Entries supplied:
■ ■ ■ ■

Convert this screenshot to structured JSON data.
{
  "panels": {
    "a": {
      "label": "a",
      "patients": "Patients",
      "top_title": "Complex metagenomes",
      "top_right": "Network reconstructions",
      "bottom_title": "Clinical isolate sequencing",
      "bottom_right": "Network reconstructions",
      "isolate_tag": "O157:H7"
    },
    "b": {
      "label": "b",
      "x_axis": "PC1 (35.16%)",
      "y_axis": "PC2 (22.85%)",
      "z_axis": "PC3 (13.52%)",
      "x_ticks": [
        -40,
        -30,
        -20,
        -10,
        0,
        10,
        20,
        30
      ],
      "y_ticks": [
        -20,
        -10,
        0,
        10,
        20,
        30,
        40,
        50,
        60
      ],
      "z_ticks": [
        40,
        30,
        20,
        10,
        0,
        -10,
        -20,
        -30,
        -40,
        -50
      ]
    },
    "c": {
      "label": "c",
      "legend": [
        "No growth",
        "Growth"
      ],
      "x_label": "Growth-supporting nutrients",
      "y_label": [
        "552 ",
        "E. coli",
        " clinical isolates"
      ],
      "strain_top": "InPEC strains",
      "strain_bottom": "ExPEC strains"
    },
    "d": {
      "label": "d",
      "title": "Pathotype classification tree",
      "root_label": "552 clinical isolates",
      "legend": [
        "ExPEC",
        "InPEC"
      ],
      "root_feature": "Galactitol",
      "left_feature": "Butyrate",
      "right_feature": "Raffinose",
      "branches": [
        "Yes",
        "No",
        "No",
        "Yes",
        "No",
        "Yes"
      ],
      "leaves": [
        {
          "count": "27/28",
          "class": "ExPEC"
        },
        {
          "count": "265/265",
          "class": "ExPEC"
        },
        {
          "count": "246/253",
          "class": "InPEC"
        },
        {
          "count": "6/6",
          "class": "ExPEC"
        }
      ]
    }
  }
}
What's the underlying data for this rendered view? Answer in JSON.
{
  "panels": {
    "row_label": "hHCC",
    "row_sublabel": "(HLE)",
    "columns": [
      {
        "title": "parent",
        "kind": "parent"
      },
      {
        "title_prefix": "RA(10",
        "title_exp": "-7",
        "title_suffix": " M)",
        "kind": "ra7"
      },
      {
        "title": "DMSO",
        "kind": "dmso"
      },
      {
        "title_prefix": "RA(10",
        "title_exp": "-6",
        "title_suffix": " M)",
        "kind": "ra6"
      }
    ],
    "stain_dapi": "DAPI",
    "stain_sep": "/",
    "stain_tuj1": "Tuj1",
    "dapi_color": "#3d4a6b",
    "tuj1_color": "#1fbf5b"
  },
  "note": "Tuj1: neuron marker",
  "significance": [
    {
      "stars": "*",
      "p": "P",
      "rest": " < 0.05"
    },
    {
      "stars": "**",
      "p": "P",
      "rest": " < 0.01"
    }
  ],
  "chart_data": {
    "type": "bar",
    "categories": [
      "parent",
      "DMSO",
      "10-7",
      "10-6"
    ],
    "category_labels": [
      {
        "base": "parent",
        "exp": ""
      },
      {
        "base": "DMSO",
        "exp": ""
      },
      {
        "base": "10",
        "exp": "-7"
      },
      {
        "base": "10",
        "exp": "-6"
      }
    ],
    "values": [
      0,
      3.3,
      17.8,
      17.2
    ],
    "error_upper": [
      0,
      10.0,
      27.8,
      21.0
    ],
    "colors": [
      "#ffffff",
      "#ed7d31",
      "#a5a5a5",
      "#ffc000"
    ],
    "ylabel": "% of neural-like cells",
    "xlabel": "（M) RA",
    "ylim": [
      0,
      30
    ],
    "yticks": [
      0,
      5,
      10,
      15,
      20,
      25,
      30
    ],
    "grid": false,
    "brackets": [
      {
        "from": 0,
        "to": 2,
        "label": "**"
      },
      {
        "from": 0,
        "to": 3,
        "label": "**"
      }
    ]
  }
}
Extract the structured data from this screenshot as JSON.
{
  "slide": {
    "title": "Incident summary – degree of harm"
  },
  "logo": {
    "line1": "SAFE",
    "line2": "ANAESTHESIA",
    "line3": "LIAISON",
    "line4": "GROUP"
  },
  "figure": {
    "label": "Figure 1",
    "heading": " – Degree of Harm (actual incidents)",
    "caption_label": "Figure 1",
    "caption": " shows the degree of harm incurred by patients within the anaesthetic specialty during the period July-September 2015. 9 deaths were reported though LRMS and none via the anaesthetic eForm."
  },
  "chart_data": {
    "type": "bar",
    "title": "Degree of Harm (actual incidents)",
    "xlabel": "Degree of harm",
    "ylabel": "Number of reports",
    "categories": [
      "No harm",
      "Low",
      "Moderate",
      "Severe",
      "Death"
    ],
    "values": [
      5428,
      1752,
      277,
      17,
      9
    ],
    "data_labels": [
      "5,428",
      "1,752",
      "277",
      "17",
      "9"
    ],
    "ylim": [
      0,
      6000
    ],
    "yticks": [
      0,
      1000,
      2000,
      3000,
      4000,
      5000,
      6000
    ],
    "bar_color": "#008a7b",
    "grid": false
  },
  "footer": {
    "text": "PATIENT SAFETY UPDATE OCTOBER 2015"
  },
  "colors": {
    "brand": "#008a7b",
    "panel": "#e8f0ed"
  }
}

■ ■ ■ ■

If a line in the records above has the word "Network", copy it out.

      "top_right": "Network reconstructions",
      "bottom_right": "Network reconstructions",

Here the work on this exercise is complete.